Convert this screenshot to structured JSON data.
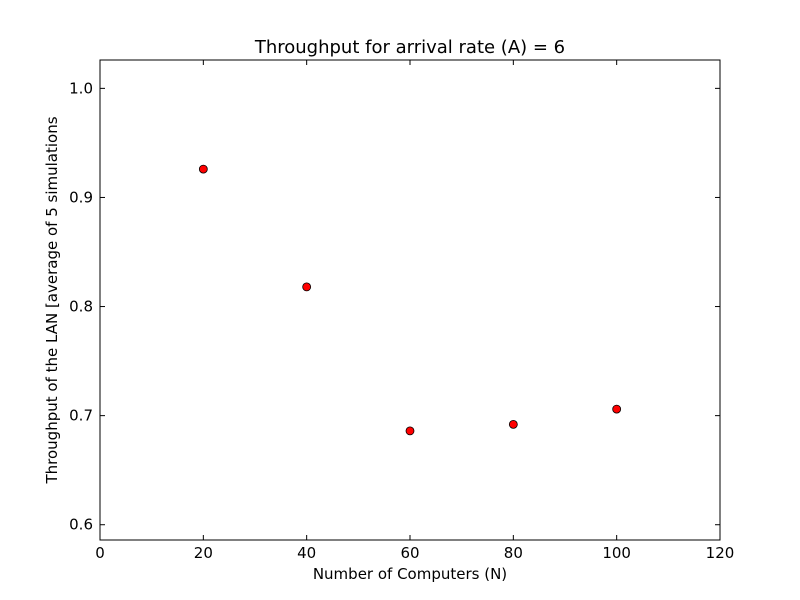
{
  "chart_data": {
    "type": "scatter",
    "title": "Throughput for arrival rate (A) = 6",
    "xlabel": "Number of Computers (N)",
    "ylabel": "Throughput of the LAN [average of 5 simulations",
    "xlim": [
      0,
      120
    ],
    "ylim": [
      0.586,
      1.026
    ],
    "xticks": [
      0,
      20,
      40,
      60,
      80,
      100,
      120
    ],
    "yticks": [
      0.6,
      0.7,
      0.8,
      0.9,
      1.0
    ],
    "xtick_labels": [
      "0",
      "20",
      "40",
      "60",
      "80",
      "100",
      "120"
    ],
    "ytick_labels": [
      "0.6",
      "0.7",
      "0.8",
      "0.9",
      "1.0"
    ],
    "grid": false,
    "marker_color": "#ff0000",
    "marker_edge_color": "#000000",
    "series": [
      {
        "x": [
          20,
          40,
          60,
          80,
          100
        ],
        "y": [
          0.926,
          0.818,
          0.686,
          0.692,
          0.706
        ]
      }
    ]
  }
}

☆ ☆ ☆

SET EXERCISE:
Using the records above, output their complete text exactly, minus any images.

OUTPUT OF THE EXERCISE:
Convert this screenshot to structured JSON data.
{
  "chart_data": {
    "type": "scatter",
    "title": "Throughput for arrival rate (A) = 6",
    "xlabel": "Number of Computers (N)",
    "ylabel": "Throughput of the LAN [average of 5 simulations",
    "xlim": [
      0,
      120
    ],
    "ylim": [
      0.586,
      1.026
    ],
    "xticks": [
      0,
      20,
      40,
      60,
      80,
      100,
      120
    ],
    "yticks": [
      0.6,
      0.7,
      0.8,
      0.9,
      1.0
    ],
    "xtick_labels": [
      "0",
      "20",
      "40",
      "60",
      "80",
      "100",
      "120"
    ],
    "ytick_labels": [
      "0.6",
      "0.7",
      "0.8",
      "0.9",
      "1.0"
    ],
    "grid": false,
    "marker_color": "#ff0000",
    "marker_edge_color": "#000000",
    "series": [
      {
        "x": [
          20,
          40,
          60,
          80,
          100
        ],
        "y": [
          0.926,
          0.818,
          0.686,
          0.692,
          0.706
        ]
      }
    ]
  }
}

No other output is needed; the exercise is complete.